Records from a dataset:
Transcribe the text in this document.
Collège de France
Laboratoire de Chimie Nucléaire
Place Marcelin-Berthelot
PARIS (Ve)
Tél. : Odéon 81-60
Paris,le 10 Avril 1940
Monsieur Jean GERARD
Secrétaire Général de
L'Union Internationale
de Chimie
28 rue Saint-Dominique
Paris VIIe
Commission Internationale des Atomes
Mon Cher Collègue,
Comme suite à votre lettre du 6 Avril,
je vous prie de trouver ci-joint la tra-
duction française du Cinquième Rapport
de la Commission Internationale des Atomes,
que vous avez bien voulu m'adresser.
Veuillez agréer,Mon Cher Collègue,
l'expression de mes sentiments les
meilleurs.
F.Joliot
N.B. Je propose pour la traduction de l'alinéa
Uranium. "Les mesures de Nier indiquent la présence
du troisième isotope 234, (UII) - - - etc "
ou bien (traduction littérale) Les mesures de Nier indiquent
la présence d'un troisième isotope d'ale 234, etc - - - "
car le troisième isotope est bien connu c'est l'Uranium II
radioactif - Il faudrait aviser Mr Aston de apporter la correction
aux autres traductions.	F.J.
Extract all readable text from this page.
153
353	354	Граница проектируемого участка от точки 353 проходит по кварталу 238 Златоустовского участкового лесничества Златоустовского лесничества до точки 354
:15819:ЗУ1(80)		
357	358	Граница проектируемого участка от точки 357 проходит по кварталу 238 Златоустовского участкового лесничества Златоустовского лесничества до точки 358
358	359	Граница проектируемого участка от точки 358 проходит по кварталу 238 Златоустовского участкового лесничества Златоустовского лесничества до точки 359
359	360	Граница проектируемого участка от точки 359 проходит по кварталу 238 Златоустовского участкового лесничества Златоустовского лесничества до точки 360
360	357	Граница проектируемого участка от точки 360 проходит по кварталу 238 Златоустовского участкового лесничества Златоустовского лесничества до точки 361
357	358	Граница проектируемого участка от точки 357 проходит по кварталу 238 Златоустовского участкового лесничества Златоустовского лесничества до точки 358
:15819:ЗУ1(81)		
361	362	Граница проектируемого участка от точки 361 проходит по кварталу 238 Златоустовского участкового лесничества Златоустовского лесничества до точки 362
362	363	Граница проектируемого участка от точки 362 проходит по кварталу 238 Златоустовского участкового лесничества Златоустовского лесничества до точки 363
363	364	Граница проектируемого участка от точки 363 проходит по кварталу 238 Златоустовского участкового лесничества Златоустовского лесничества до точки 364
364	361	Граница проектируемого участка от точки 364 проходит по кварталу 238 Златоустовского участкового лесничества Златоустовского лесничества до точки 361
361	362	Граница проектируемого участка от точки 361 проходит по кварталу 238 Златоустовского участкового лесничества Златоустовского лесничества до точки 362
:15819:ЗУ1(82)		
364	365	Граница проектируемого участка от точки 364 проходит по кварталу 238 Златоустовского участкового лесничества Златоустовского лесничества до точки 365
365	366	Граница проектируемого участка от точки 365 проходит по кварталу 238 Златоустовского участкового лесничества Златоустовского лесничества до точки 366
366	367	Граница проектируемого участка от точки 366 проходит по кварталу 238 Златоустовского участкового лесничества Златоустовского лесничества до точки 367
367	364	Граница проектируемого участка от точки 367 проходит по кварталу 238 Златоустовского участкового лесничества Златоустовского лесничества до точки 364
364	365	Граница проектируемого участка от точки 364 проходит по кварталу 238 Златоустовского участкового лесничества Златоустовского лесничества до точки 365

**WRITTEN EXERCISE**
Count how many lines include the string "Avril". Nothing but the number is needed.

**COMPLETE RESPONSE**
2